■ **Exercise**: Give only the number of lines that hold the word "κάτωθι".

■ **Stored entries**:
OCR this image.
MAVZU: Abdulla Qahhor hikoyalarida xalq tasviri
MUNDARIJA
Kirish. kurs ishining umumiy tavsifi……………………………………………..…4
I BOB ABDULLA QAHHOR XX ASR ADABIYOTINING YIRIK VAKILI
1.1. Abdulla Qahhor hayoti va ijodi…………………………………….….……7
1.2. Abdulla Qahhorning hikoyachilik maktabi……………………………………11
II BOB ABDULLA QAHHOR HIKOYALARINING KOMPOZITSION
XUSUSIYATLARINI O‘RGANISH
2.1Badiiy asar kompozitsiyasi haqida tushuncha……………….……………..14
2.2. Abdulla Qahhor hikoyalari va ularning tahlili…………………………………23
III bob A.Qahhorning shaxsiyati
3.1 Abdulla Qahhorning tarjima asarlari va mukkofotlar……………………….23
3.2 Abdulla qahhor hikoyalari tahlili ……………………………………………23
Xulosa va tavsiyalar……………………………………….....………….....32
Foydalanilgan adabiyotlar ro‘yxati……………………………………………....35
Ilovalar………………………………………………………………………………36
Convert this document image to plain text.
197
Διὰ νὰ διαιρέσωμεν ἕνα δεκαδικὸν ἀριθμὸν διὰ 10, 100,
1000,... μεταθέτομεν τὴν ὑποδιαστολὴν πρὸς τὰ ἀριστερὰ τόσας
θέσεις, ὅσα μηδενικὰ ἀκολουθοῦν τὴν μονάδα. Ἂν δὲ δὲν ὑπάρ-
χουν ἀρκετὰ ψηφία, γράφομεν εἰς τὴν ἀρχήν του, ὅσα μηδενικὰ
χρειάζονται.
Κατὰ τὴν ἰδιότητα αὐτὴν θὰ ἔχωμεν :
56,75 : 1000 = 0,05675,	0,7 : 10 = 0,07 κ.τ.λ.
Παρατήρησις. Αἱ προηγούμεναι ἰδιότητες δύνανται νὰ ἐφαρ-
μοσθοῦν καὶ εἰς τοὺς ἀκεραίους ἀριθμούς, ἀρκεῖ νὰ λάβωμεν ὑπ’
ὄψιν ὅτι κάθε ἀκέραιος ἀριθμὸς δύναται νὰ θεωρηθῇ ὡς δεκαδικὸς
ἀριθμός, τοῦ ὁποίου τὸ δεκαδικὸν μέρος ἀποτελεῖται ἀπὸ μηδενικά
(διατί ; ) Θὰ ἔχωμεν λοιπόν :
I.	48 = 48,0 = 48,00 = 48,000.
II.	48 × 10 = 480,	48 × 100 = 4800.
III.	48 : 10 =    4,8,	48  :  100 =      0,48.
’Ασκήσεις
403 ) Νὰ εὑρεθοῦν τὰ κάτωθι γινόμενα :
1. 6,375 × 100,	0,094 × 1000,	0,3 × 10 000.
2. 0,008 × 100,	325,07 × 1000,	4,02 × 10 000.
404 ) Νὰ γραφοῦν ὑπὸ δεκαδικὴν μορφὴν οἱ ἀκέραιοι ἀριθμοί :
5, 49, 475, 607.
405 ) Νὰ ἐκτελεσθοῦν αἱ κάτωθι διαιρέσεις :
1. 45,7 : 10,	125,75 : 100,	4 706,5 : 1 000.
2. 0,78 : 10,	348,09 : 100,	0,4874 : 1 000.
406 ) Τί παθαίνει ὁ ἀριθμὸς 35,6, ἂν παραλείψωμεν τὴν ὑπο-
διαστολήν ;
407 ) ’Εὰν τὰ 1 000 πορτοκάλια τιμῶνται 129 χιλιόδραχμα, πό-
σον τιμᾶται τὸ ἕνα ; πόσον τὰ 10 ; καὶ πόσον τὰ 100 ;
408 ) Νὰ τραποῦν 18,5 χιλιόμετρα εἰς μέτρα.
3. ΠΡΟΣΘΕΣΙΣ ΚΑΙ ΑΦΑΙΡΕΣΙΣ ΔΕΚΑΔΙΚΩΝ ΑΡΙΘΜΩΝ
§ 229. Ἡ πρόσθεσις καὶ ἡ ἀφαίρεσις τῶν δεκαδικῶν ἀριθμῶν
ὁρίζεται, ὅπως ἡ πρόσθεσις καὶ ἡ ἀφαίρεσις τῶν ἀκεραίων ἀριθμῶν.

■ **Result for this exercise**: 2